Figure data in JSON
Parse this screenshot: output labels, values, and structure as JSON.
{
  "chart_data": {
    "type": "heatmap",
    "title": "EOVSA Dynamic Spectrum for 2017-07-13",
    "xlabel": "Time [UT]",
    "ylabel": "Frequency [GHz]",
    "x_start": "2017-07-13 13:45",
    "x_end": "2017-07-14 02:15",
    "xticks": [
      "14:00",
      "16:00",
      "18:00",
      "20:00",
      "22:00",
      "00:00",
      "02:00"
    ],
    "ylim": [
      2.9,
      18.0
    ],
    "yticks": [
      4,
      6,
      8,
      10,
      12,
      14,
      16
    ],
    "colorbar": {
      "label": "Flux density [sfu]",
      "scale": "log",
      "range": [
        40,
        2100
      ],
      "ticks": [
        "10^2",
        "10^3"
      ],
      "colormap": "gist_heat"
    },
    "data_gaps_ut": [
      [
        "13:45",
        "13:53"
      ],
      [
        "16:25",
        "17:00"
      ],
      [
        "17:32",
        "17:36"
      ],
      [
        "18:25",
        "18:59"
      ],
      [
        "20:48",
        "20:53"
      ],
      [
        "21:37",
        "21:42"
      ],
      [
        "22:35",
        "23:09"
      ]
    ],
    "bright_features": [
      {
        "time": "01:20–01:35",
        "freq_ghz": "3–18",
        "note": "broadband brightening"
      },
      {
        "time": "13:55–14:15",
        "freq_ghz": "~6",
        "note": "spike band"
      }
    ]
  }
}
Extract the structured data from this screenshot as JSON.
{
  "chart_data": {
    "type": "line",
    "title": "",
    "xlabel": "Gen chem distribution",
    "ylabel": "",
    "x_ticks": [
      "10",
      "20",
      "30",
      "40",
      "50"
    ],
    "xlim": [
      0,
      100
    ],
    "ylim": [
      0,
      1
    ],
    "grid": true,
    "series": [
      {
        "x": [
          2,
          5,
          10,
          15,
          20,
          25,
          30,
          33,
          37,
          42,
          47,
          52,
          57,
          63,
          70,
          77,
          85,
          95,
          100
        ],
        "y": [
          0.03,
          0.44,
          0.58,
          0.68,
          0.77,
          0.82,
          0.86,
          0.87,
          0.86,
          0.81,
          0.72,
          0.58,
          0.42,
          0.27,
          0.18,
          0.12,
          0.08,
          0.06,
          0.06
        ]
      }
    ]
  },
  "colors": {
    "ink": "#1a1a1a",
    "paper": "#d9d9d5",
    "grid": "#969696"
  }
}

> **Direction**:
Each record above should be returned exactly as it appears.

> **Response for this exercise**:
Parse this screenshot: output labels, values, and structure as JSON.
{
  "chart_data": {
    "type": "heatmap",
    "title": "EOVSA Dynamic Spectrum for 2017-07-13",
    "xlabel": "Time [UT]",
    "ylabel": "Frequency [GHz]",
    "x_start": "2017-07-13 13:45",
    "x_end": "2017-07-14 02:15",
    "xticks": [
      "14:00",
      "16:00",
      "18:00",
      "20:00",
      "22:00",
      "00:00",
      "02:00"
    ],
    "ylim": [
      2.9,
      18.0
    ],
    "yticks": [
      4,
      6,
      8,
      10,
      12,
      14,
      16
    ],
    "colorbar": {
      "label": "Flux density [sfu]",
      "scale": "log",
      "range": [
        40,
        2100
      ],
      "ticks": [
        "10^2",
        "10^3"
      ],
      "colormap": "gist_heat"
    },
    "data_gaps_ut": [
      [
        "13:45",
        "13:53"
      ],
      [
        "16:25",
        "17:00"
      ],
      [
        "17:32",
        "17:36"
      ],
      [
        "18:25",
        "18:59"
      ],
      [
        "20:48",
        "20:53"
      ],
      [
        "21:37",
        "21:42"
      ],
      [
        "22:35",
        "23:09"
      ]
    ],
    "bright_features": [
      {
        "time": "01:20–01:35",
        "freq_ghz": "3–18",
        "note": "broadband brightening"
      },
      {
        "time": "13:55–14:15",
        "freq_ghz": "~6",
        "note": "spike band"
      }
    ]
  }
}
Extract the structured data from this screenshot as JSON.
{
  "chart_data": {
    "type": "line",
    "title": "",
    "xlabel": "Gen chem distribution",
    "ylabel": "",
    "x_ticks": [
      "10",
      "20",
      "30",
      "40",
      "50"
    ],
    "xlim": [
      0,
      100
    ],
    "ylim": [
      0,
      1
    ],
    "grid": true,
    "series": [
      {
        "x": [
          2,
          5,
          10,
          15,
          20,
          25,
          30,
          33,
          37,
          42,
          47,
          52,
          57,
          63,
          70,
          77,
          85,
          95,
          100
        ],
        "y": [
          0.03,
          0.44,
          0.58,
          0.68,
          0.77,
          0.82,
          0.86,
          0.87,
          0.86,
          0.81,
          0.72,
          0.58,
          0.42,
          0.27,
          0.18,
          0.12,
          0.08,
          0.06,
          0.06
        ]
      }
    ]
  },
  "colors": {
    "ink": "#1a1a1a",
    "paper": "#d9d9d5",
    "grid": "#969696"
  }
}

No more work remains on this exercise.